>> begin

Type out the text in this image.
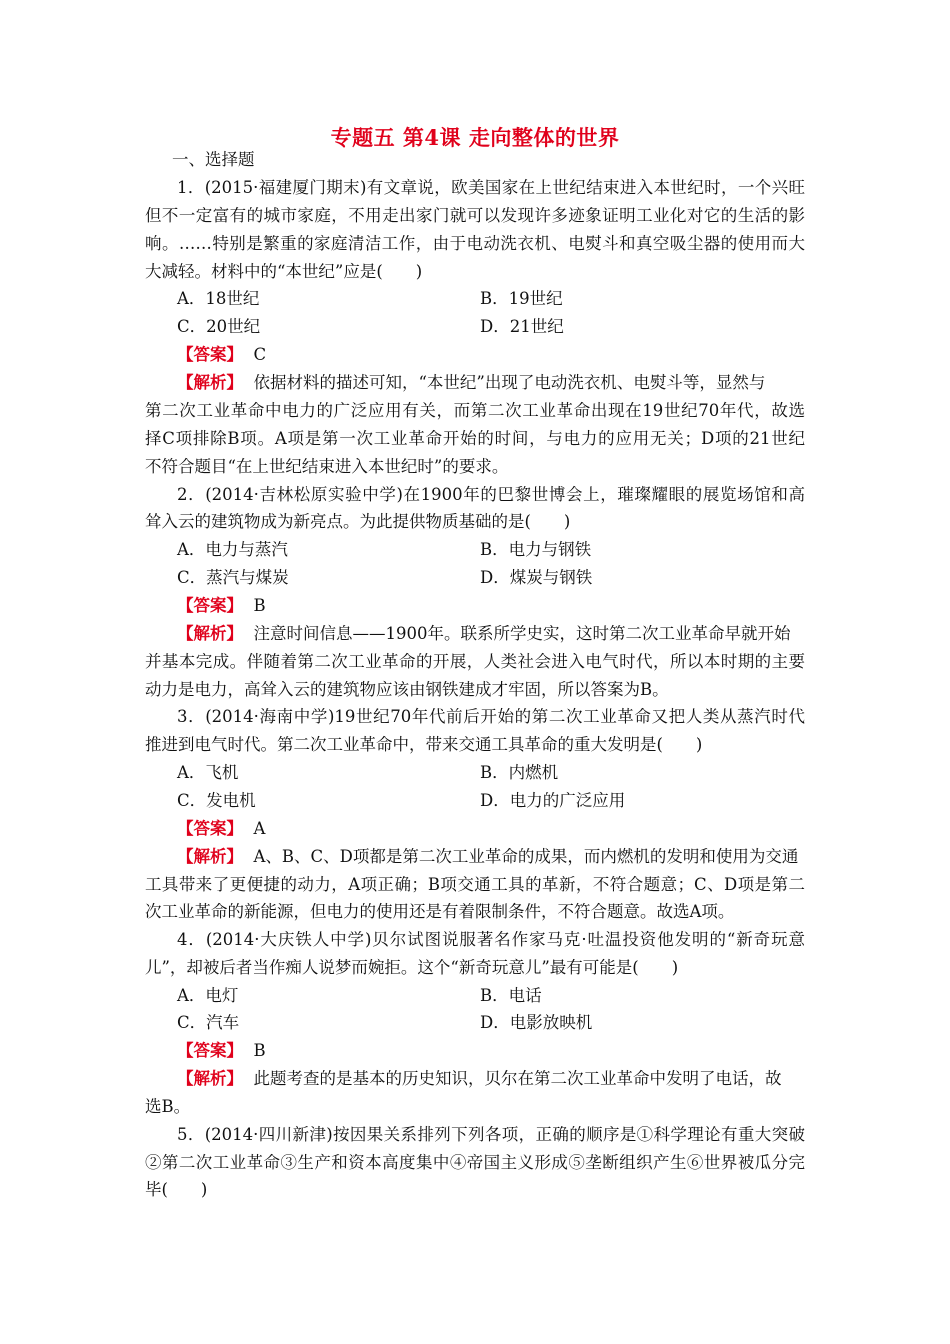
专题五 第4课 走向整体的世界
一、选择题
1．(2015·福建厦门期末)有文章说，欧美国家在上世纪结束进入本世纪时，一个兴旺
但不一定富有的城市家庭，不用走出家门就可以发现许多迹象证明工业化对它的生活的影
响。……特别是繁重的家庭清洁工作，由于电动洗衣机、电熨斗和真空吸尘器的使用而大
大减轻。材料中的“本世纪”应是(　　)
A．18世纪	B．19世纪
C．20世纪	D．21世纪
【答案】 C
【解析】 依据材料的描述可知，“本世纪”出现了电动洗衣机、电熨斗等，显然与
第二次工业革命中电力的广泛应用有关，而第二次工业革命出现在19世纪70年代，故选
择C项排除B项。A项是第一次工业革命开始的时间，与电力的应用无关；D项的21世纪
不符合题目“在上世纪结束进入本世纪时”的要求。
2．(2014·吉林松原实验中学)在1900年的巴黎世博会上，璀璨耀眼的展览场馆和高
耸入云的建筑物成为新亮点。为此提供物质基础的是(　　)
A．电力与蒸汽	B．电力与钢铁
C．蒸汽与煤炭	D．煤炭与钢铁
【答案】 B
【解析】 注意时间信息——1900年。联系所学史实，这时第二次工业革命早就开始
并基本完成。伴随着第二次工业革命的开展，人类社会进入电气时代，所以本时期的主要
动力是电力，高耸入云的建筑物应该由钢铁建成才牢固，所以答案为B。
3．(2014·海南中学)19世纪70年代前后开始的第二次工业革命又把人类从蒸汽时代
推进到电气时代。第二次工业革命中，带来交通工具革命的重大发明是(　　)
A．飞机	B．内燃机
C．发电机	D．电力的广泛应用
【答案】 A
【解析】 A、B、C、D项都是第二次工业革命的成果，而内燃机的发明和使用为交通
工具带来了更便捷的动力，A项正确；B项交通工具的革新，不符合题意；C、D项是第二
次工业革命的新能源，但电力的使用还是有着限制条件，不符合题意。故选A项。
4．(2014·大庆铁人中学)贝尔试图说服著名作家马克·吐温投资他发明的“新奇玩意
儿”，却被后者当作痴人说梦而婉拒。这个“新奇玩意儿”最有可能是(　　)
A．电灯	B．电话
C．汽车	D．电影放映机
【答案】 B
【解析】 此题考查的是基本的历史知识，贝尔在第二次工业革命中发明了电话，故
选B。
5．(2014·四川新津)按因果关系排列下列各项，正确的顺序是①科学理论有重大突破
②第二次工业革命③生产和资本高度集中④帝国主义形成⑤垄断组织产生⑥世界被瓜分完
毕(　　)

>> end
>> begin

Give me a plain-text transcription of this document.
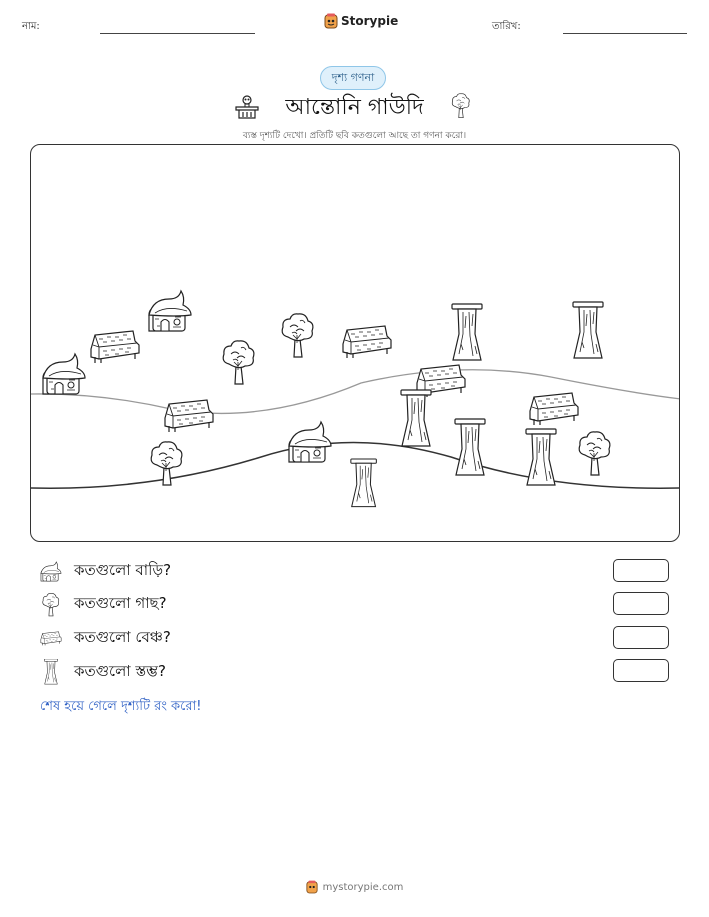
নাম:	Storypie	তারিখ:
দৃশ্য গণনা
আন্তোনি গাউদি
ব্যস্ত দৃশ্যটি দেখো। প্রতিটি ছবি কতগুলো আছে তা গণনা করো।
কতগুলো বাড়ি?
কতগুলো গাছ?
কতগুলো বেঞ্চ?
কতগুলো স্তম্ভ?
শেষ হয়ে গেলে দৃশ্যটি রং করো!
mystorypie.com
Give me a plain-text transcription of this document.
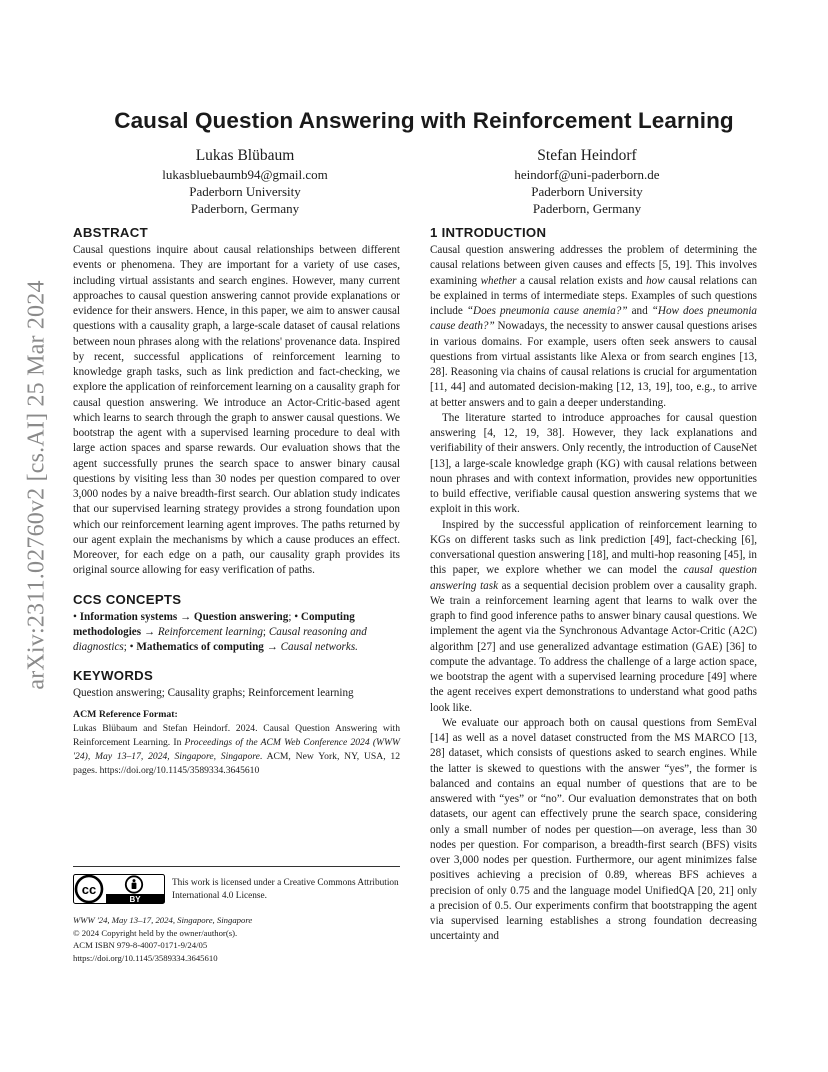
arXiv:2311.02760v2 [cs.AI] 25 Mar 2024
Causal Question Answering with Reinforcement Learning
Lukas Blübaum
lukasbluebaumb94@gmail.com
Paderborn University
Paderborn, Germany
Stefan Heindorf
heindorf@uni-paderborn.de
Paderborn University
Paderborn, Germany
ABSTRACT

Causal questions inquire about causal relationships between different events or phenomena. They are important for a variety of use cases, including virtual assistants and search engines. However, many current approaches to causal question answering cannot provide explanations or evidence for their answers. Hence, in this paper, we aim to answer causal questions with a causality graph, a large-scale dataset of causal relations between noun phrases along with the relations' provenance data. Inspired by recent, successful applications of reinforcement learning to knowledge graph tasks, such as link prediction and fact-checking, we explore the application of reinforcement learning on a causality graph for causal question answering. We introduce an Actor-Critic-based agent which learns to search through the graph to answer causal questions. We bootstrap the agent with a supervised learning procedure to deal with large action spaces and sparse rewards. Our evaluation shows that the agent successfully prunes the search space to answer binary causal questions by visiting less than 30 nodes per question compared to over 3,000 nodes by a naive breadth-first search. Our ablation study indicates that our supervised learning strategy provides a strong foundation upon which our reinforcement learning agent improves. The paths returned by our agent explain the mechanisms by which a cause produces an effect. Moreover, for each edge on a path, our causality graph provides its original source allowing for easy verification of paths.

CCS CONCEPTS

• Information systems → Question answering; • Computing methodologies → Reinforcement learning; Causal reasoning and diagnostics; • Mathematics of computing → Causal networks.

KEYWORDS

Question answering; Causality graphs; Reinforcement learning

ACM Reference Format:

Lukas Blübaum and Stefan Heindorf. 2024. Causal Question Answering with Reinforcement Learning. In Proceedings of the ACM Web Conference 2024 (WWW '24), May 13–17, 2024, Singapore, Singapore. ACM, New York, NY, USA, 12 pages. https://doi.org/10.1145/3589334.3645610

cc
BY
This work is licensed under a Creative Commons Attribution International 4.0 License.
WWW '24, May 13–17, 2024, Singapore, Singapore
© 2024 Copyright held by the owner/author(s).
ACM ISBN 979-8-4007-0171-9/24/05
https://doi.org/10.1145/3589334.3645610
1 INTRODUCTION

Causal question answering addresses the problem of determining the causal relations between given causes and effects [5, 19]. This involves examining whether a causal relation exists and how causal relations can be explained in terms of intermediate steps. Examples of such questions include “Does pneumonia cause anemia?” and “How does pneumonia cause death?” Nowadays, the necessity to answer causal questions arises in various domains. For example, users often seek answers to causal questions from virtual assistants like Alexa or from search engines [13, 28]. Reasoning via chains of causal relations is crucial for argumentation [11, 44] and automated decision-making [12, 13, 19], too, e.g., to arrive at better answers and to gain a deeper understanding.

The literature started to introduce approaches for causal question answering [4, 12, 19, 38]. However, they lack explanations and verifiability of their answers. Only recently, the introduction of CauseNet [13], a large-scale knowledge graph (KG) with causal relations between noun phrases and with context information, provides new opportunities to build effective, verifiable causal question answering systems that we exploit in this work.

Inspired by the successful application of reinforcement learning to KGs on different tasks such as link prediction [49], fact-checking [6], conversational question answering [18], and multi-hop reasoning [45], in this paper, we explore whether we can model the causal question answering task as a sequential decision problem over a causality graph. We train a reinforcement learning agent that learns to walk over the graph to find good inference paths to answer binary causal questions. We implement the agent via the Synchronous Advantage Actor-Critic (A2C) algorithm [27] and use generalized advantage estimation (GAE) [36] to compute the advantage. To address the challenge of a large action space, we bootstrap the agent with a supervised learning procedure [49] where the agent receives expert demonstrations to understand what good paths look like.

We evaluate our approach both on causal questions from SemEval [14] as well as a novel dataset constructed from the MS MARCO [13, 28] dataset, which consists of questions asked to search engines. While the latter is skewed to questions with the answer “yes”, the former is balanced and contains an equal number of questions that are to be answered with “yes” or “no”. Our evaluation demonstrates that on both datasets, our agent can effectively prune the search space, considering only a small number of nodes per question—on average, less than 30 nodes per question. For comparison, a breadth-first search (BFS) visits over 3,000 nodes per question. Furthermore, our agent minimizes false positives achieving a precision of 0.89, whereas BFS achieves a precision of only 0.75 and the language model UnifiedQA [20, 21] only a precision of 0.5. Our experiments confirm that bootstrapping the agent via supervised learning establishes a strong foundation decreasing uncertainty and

>> end
>> begin

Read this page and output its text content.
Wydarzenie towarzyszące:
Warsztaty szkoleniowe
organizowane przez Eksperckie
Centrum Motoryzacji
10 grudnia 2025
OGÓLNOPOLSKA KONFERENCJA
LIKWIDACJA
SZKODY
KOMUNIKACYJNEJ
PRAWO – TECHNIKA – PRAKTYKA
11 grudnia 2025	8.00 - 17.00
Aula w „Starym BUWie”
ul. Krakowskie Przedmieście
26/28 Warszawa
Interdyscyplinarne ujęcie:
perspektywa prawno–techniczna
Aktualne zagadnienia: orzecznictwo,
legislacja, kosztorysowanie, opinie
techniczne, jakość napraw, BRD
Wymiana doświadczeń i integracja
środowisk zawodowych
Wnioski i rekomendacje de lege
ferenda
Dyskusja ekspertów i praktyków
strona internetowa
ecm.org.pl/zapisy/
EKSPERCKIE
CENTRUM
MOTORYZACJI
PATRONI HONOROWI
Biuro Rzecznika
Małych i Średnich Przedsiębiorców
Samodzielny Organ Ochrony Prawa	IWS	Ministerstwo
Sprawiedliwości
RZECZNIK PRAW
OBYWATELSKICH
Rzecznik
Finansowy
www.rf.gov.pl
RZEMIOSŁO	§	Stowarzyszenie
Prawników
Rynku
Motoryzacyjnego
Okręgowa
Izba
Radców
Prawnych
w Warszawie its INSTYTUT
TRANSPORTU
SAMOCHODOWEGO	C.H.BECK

>> end

### What is expected
Show all lines from the records above where the word "不符合题意" occurs.

### Exercise response
工具带来了更便捷的动力，A项正确；B项交通工具的革新，不符合题意；C、D项是第二
次工业革命的新能源，但电力的使用还是有着限制条件，不符合题意。故选A项。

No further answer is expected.